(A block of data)
● ● ● ● ● ● ●

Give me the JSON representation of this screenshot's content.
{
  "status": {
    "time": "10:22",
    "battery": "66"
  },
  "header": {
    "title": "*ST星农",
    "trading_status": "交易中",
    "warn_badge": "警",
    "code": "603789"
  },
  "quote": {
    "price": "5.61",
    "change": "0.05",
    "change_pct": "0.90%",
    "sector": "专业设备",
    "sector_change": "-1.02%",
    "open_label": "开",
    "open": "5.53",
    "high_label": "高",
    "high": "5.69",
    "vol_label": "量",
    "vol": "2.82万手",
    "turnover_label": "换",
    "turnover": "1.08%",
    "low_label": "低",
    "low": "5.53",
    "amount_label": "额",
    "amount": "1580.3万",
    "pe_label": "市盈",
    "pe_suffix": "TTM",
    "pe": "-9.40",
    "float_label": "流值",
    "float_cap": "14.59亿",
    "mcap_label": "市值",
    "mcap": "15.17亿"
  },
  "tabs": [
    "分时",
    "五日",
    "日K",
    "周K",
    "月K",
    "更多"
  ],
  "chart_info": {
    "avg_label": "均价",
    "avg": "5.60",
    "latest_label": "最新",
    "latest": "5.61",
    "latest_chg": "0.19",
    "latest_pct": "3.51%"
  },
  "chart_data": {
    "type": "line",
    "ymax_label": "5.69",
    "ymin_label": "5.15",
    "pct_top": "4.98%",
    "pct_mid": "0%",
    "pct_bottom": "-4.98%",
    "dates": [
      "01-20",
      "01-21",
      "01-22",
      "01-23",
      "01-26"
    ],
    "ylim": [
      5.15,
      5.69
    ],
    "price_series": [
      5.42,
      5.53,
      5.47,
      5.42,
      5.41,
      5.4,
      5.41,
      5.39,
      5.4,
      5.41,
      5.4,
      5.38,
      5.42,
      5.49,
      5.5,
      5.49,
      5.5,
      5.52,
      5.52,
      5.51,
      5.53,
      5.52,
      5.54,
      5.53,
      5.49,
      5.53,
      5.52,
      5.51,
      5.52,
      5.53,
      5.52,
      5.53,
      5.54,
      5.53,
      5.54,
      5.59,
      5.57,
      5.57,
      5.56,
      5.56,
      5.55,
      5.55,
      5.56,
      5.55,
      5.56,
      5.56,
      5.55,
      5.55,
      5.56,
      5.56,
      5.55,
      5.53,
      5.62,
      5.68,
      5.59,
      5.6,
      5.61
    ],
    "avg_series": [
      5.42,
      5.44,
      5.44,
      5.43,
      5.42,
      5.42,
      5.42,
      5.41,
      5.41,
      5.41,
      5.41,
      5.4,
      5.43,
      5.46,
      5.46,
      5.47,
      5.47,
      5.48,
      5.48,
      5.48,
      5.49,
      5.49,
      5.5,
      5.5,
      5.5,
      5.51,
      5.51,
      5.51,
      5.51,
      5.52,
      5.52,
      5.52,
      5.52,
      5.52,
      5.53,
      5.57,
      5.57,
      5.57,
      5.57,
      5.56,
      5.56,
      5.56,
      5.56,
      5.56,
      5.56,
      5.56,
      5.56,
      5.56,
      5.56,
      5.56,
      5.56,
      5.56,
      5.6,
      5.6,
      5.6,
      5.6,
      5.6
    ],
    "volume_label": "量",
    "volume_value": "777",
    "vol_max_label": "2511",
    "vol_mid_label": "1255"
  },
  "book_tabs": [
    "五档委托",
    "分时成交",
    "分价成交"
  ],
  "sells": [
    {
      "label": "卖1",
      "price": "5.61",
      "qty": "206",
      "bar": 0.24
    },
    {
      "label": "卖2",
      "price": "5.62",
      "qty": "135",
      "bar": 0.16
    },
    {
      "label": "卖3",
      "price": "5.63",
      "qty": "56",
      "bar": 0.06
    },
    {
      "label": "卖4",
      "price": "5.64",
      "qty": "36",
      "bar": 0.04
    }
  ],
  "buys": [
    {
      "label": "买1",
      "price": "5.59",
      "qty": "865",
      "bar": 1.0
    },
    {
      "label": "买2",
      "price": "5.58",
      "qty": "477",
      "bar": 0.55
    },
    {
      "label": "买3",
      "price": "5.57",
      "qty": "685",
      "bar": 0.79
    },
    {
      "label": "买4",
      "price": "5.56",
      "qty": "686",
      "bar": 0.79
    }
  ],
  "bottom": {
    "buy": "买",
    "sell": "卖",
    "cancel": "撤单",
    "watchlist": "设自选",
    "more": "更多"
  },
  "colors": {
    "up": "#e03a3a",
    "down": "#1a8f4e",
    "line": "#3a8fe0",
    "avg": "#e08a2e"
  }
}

● ● ● ● ● ● ●

## WHAT IS BEING ASKED
Return the whole listing exactly, with every line included.

## THE SOLUTION
Give me the JSON representation of this screenshot's content.
{
  "status": {
    "time": "10:22",
    "battery": "66"
  },
  "header": {
    "title": "*ST星农",
    "trading_status": "交易中",
    "warn_badge": "警",
    "code": "603789"
  },
  "quote": {
    "price": "5.61",
    "change": "0.05",
    "change_pct": "0.90%",
    "sector": "专业设备",
    "sector_change": "-1.02%",
    "open_label": "开",
    "open": "5.53",
    "high_label": "高",
    "high": "5.69",
    "vol_label": "量",
    "vol": "2.82万手",
    "turnover_label": "换",
    "turnover": "1.08%",
    "low_label": "低",
    "low": "5.53",
    "amount_label": "额",
    "amount": "1580.3万",
    "pe_label": "市盈",
    "pe_suffix": "TTM",
    "pe": "-9.40",
    "float_label": "流值",
    "float_cap": "14.59亿",
    "mcap_label": "市值",
    "mcap": "15.17亿"
  },
  "tabs": [
    "分时",
    "五日",
    "日K",
    "周K",
    "月K",
    "更多"
  ],
  "chart_info": {
    "avg_label": "均价",
    "avg": "5.60",
    "latest_label": "最新",
    "latest": "5.61",
    "latest_chg": "0.19",
    "latest_pct": "3.51%"
  },
  "chart_data": {
    "type": "line",
    "ymax_label": "5.69",
    "ymin_label": "5.15",
    "pct_top": "4.98%",
    "pct_mid": "0%",
    "pct_bottom": "-4.98%",
    "dates": [
      "01-20",
      "01-21",
      "01-22",
      "01-23",
      "01-26"
    ],
    "ylim": [
      5.15,
      5.69
    ],
    "price_series": [
      5.42,
      5.53,
      5.47,
      5.42,
      5.41,
      5.4,
      5.41,
      5.39,
      5.4,
      5.41,
      5.4,
      5.38,
      5.42,
      5.49,
      5.5,
      5.49,
      5.5,
      5.52,
      5.52,
      5.51,
      5.53,
      5.52,
      5.54,
      5.53,
      5.49,
      5.53,
      5.52,
      5.51,
      5.52,
      5.53,
      5.52,
      5.53,
      5.54,
      5.53,
      5.54,
      5.59,
      5.57,
      5.57,
      5.56,
      5.56,
      5.55,
      5.55,
      5.56,
      5.55,
      5.56,
      5.56,
      5.55,
      5.55,
      5.56,
      5.56,
      5.55,
      5.53,
      5.62,
      5.68,
      5.59,
      5.6,
      5.61
    ],
    "avg_series": [
      5.42,
      5.44,
      5.44,
      5.43,
      5.42,
      5.42,
      5.42,
      5.41,
      5.41,
      5.41,
      5.41,
      5.4,
      5.43,
      5.46,
      5.46,
      5.47,
      5.47,
      5.48,
      5.48,
      5.48,
      5.49,
      5.49,
      5.5,
      5.5,
      5.5,
      5.51,
      5.51,
      5.51,
      5.51,
      5.52,
      5.52,
      5.52,
      5.52,
      5.52,
      5.53,
      5.57,
      5.57,
      5.57,
      5.57,
      5.56,
      5.56,
      5.56,
      5.56,
      5.56,
      5.56,
      5.56,
      5.56,
      5.56,
      5.56,
      5.56,
      5.56,
      5.56,
      5.6,
      5.6,
      5.6,
      5.6,
      5.6
    ],
    "volume_label": "量",
    "volume_value": "777",
    "vol_max_label": "2511",
    "vol_mid_label": "1255"
  },
  "book_tabs": [
    "五档委托",
    "分时成交",
    "分价成交"
  ],
  "sells": [
    {
      "label": "卖1",
      "price": "5.61",
      "qty": "206",
      "bar": 0.24
    },
    {
      "label": "卖2",
      "price": "5.62",
      "qty": "135",
      "bar": 0.16
    },
    {
      "label": "卖3",
      "price": "5.63",
      "qty": "56",
      "bar": 0.06
    },
    {
      "label": "卖4",
      "price": "5.64",
      "qty": "36",
      "bar": 0.04
    }
  ],
  "buys": [
    {
      "label": "买1",
      "price": "5.59",
      "qty": "865",
      "bar": 1.0
    },
    {
      "label": "买2",
      "price": "5.58",
      "qty": "477",
      "bar": 0.55
    },
    {
      "label": "买3",
      "price": "5.57",
      "qty": "685",
      "bar": 0.79
    },
    {
      "label": "买4",
      "price": "5.56",
      "qty": "686",
      "bar": 0.79
    }
  ],
  "bottom": {
    "buy": "买",
    "sell": "卖",
    "cancel": "撤单",
    "watchlist": "设自选",
    "more": "更多"
  },
  "colors": {
    "up": "#e03a3a",
    "down": "#1a8f4e",
    "line": "#3a8fe0",
    "avg": "#e08a2e"
  }
}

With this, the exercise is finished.